## Supplied material
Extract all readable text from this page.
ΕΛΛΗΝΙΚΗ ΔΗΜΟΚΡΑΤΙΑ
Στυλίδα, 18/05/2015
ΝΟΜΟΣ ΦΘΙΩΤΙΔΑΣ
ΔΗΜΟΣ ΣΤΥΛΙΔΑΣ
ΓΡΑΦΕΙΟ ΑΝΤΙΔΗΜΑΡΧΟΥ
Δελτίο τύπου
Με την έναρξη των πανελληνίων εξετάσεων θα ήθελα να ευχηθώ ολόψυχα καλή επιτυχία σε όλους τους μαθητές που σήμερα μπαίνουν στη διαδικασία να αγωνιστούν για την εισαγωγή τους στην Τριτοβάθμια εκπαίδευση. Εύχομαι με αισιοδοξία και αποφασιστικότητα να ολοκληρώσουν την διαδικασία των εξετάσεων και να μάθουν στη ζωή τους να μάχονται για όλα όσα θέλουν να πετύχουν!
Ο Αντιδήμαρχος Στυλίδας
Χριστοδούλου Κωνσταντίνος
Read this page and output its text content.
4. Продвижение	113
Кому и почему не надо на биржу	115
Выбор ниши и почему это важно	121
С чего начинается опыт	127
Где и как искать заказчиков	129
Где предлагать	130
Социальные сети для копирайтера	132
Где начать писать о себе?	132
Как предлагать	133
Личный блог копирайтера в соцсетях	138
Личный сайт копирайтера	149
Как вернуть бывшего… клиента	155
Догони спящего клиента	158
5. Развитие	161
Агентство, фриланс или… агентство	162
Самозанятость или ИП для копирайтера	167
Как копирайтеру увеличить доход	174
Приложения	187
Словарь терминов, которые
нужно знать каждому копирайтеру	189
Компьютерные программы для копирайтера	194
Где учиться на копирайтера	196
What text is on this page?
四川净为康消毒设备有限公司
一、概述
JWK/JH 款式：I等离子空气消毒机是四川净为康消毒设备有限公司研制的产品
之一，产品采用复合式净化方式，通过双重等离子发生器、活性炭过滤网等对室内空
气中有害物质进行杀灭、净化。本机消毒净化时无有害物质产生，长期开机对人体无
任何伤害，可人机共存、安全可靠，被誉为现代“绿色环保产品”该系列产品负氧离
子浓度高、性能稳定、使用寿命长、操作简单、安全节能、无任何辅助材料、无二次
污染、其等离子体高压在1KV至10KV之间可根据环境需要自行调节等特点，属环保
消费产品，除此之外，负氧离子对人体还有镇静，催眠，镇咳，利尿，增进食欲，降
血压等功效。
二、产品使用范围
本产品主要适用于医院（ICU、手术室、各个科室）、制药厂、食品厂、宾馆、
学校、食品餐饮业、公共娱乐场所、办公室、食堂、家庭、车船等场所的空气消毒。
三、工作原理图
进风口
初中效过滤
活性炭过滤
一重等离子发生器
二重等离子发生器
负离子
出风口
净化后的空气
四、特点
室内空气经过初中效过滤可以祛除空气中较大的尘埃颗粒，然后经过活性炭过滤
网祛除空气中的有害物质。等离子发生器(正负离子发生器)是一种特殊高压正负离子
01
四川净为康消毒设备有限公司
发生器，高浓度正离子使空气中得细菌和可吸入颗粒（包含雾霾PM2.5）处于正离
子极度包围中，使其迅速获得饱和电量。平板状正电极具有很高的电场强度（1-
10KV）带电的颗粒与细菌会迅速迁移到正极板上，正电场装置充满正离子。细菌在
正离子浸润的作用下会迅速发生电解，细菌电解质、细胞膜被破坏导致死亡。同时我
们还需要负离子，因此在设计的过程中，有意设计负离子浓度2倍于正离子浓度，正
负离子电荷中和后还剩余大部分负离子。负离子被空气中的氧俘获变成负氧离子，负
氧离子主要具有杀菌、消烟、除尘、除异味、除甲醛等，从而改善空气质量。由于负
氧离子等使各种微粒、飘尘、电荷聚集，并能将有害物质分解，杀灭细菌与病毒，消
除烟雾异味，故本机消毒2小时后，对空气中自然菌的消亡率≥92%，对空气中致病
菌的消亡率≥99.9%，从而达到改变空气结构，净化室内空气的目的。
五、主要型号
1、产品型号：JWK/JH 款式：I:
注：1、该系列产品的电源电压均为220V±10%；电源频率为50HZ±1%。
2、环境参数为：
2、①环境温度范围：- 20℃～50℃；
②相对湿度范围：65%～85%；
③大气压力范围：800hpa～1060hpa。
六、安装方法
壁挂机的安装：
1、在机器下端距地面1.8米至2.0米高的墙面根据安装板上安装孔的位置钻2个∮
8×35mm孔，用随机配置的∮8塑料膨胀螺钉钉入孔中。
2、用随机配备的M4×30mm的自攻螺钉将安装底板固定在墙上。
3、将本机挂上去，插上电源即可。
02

## What you need to do
The records above are to be copied in full, exactly as written.

## Reply
Extract all readable text from this page.
ΕΛΛΗΝΙΚΗ ΔΗΜΟΚΡΑΤΙΑ
Στυλίδα, 18/05/2015
ΝΟΜΟΣ ΦΘΙΩΤΙΔΑΣ
ΔΗΜΟΣ ΣΤΥΛΙΔΑΣ
ΓΡΑΦΕΙΟ ΑΝΤΙΔΗΜΑΡΧΟΥ
Δελτίο τύπου
Με την έναρξη των πανελληνίων εξετάσεων θα ήθελα να ευχηθώ ολόψυχα καλή επιτυχία σε όλους τους μαθητές που σήμερα μπαίνουν στη διαδικασία να αγωνιστούν για την εισαγωγή τους στην Τριτοβάθμια εκπαίδευση. Εύχομαι με αισιοδοξία και αποφασιστικότητα να ολοκληρώσουν την διαδικασία των εξετάσεων και να μάθουν στη ζωή τους να μάχονται για όλα όσα θέλουν να πετύχουν!
Ο Αντιδήμαρχος Στυλίδας
Χριστοδούλου Κωνσταντίνος
Read this page and output its text content.
4. Продвижение	113
Кому и почему не надо на биржу	115
Выбор ниши и почему это важно	121
С чего начинается опыт	127
Где и как искать заказчиков	129
Где предлагать	130
Социальные сети для копирайтера	132
Где начать писать о себе?	132
Как предлагать	133
Личный блог копирайтера в соцсетях	138
Личный сайт копирайтера	149
Как вернуть бывшего… клиента	155
Догони спящего клиента	158
5. Развитие	161
Агентство, фриланс или… агентство	162
Самозанятость или ИП для копирайтера	167
Как копирайтеру увеличить доход	174
Приложения	187
Словарь терминов, которые
нужно знать каждому копирайтеру	189
Компьютерные программы для копирайтера	194
Где учиться на копирайтера	196
What text is on this page?
四川净为康消毒设备有限公司
一、概述
JWK/JH 款式：I等离子空气消毒机是四川净为康消毒设备有限公司研制的产品
之一，产品采用复合式净化方式，通过双重等离子发生器、活性炭过滤网等对室内空
气中有害物质进行杀灭、净化。本机消毒净化时无有害物质产生，长期开机对人体无
任何伤害，可人机共存、安全可靠，被誉为现代“绿色环保产品”该系列产品负氧离
子浓度高、性能稳定、使用寿命长、操作简单、安全节能、无任何辅助材料、无二次
污染、其等离子体高压在1KV至10KV之间可根据环境需要自行调节等特点，属环保
消费产品，除此之外，负氧离子对人体还有镇静，催眠，镇咳，利尿，增进食欲，降
血压等功效。
二、产品使用范围
本产品主要适用于医院（ICU、手术室、各个科室）、制药厂、食品厂、宾馆、
学校、食品餐饮业、公共娱乐场所、办公室、食堂、家庭、车船等场所的空气消毒。
三、工作原理图
进风口
初中效过滤
活性炭过滤
一重等离子发生器
二重等离子发生器
负离子
出风口
净化后的空气
四、特点
室内空气经过初中效过滤可以祛除空气中较大的尘埃颗粒，然后经过活性炭过滤
网祛除空气中的有害物质。等离子发生器(正负离子发生器)是一种特殊高压正负离子
01
四川净为康消毒设备有限公司
发生器，高浓度正离子使空气中得细菌和可吸入颗粒（包含雾霾PM2.5）处于正离
子极度包围中，使其迅速获得饱和电量。平板状正电极具有很高的电场强度（1-
10KV）带电的颗粒与细菌会迅速迁移到正极板上，正电场装置充满正离子。细菌在
正离子浸润的作用下会迅速发生电解，细菌电解质、细胞膜被破坏导致死亡。同时我
们还需要负离子，因此在设计的过程中，有意设计负离子浓度2倍于正离子浓度，正
负离子电荷中和后还剩余大部分负离子。负离子被空气中的氧俘获变成负氧离子，负
氧离子主要具有杀菌、消烟、除尘、除异味、除甲醛等，从而改善空气质量。由于负
氧离子等使各种微粒、飘尘、电荷聚集，并能将有害物质分解，杀灭细菌与病毒，消
除烟雾异味，故本机消毒2小时后，对空气中自然菌的消亡率≥92%，对空气中致病
菌的消亡率≥99.9%，从而达到改变空气结构，净化室内空气的目的。
五、主要型号
1、产品型号：JWK/JH 款式：I:
注：1、该系列产品的电源电压均为220V±10%；电源频率为50HZ±1%。
2、环境参数为：
2、①环境温度范围：- 20℃～50℃；
②相对湿度范围：65%～85%；
③大气压力范围：800hpa～1060hpa。
六、安装方法
壁挂机的安装：
1、在机器下端距地面1.8米至2.0米高的墙面根据安装板上安装孔的位置钻2个∮
8×35mm孔，用随机配置的∮8塑料膨胀螺钉钉入孔中。
2、用随机配备的M4×30mm的自攻螺钉将安装底板固定在墙上。
3、将本机挂上去，插上电源即可。
02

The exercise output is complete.